Request: Restate each of the lines given below, word for word.

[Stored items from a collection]
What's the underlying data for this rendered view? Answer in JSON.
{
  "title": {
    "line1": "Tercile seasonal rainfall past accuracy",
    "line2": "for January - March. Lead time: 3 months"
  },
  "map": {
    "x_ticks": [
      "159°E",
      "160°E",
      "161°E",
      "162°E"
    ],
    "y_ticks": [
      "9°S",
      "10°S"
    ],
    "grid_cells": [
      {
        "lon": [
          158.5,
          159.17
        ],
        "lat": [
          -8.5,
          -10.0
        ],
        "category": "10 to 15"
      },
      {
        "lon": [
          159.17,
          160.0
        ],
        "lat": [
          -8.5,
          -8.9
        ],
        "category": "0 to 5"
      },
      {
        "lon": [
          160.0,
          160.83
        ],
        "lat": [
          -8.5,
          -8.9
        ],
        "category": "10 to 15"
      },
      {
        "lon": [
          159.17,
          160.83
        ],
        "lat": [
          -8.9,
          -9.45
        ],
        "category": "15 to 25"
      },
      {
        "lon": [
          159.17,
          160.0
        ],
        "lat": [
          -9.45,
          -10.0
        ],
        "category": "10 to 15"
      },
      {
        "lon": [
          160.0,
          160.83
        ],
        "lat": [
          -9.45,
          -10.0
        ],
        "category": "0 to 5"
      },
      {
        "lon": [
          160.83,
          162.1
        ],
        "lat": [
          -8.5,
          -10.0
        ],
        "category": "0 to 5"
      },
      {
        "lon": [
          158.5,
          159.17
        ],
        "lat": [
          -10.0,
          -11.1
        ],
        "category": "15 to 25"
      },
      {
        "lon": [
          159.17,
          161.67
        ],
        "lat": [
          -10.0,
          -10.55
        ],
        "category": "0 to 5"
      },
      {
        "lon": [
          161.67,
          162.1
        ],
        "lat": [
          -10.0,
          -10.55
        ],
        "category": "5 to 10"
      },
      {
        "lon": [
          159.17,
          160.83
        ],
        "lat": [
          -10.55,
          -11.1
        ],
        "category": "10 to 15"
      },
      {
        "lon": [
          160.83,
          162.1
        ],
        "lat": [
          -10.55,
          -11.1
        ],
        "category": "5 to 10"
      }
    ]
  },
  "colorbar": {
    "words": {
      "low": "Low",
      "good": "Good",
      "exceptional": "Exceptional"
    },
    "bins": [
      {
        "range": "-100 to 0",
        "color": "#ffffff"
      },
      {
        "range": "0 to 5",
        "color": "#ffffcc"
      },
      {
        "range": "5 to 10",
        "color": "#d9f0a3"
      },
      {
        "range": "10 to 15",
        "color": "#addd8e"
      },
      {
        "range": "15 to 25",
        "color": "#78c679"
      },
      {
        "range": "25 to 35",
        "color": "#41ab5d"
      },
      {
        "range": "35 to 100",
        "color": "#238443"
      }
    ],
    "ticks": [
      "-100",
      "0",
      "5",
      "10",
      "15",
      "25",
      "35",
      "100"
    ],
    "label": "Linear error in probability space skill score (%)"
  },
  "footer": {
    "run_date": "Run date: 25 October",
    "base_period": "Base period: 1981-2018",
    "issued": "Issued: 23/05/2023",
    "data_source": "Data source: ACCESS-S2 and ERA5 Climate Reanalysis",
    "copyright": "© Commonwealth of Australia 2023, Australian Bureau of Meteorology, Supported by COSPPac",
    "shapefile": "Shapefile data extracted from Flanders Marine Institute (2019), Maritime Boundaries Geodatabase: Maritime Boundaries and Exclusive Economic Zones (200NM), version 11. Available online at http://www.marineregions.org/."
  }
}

Problem solution:
What's the underlying data for this rendered view? Answer in JSON.
{
  "title": {
    "line1": "Tercile seasonal rainfall past accuracy",
    "line2": "for January - March. Lead time: 3 months"
  },
  "map": {
    "x_ticks": [
      "159°E",
      "160°E",
      "161°E",
      "162°E"
    ],
    "y_ticks": [
      "9°S",
      "10°S"
    ],
    "grid_cells": [
      {
        "lon": [
          158.5,
          159.17
        ],
        "lat": [
          -8.5,
          -10.0
        ],
        "category": "10 to 15"
      },
      {
        "lon": [
          159.17,
          160.0
        ],
        "lat": [
          -8.5,
          -8.9
        ],
        "category": "0 to 5"
      },
      {
        "lon": [
          160.0,
          160.83
        ],
        "lat": [
          -8.5,
          -8.9
        ],
        "category": "10 to 15"
      },
      {
        "lon": [
          159.17,
          160.83
        ],
        "lat": [
          -8.9,
          -9.45
        ],
        "category": "15 to 25"
      },
      {
        "lon": [
          159.17,
          160.0
        ],
        "lat": [
          -9.45,
          -10.0
        ],
        "category": "10 to 15"
      },
      {
        "lon": [
          160.0,
          160.83
        ],
        "lat": [
          -9.45,
          -10.0
        ],
        "category": "0 to 5"
      },
      {
        "lon": [
          160.83,
          162.1
        ],
        "lat": [
          -8.5,
          -10.0
        ],
        "category": "0 to 5"
      },
      {
        "lon": [
          158.5,
          159.17
        ],
        "lat": [
          -10.0,
          -11.1
        ],
        "category": "15 to 25"
      },
      {
        "lon": [
          159.17,
          161.67
        ],
        "lat": [
          -10.0,
          -10.55
        ],
        "category": "0 to 5"
      },
      {
        "lon": [
          161.67,
          162.1
        ],
        "lat": [
          -10.0,
          -10.55
        ],
        "category": "5 to 10"
      },
      {
        "lon": [
          159.17,
          160.83
        ],
        "lat": [
          -10.55,
          -11.1
        ],
        "category": "10 to 15"
      },
      {
        "lon": [
          160.83,
          162.1
        ],
        "lat": [
          -10.55,
          -11.1
        ],
        "category": "5 to 10"
      }
    ]
  },
  "colorbar": {
    "words": {
      "low": "Low",
      "good": "Good",
      "exceptional": "Exceptional"
    },
    "bins": [
      {
        "range": "-100 to 0",
        "color": "#ffffff"
      },
      {
        "range": "0 to 5",
        "color": "#ffffcc"
      },
      {
        "range": "5 to 10",
        "color": "#d9f0a3"
      },
      {
        "range": "10 to 15",
        "color": "#addd8e"
      },
      {
        "range": "15 to 25",
        "color": "#78c679"
      },
      {
        "range": "25 to 35",
        "color": "#41ab5d"
      },
      {
        "range": "35 to 100",
        "color": "#238443"
      }
    ],
    "ticks": [
      "-100",
      "0",
      "5",
      "10",
      "15",
      "25",
      "35",
      "100"
    ],
    "label": "Linear error in probability space skill score (%)"
  },
  "footer": {
    "run_date": "Run date: 25 October",
    "base_period": "Base period: 1981-2018",
    "issued": "Issued: 23/05/2023",
    "data_source": "Data source: ACCESS-S2 and ERA5 Climate Reanalysis",
    "copyright": "© Commonwealth of Australia 2023, Australian Bureau of Meteorology, Supported by COSPPac",
    "shapefile": "Shapefile data extracted from Flanders Marine Institute (2019), Maritime Boundaries Geodatabase: Maritime Boundaries and Exclusive Economic Zones (200NM), version 11. Available online at http://www.marineregions.org/."
  }
}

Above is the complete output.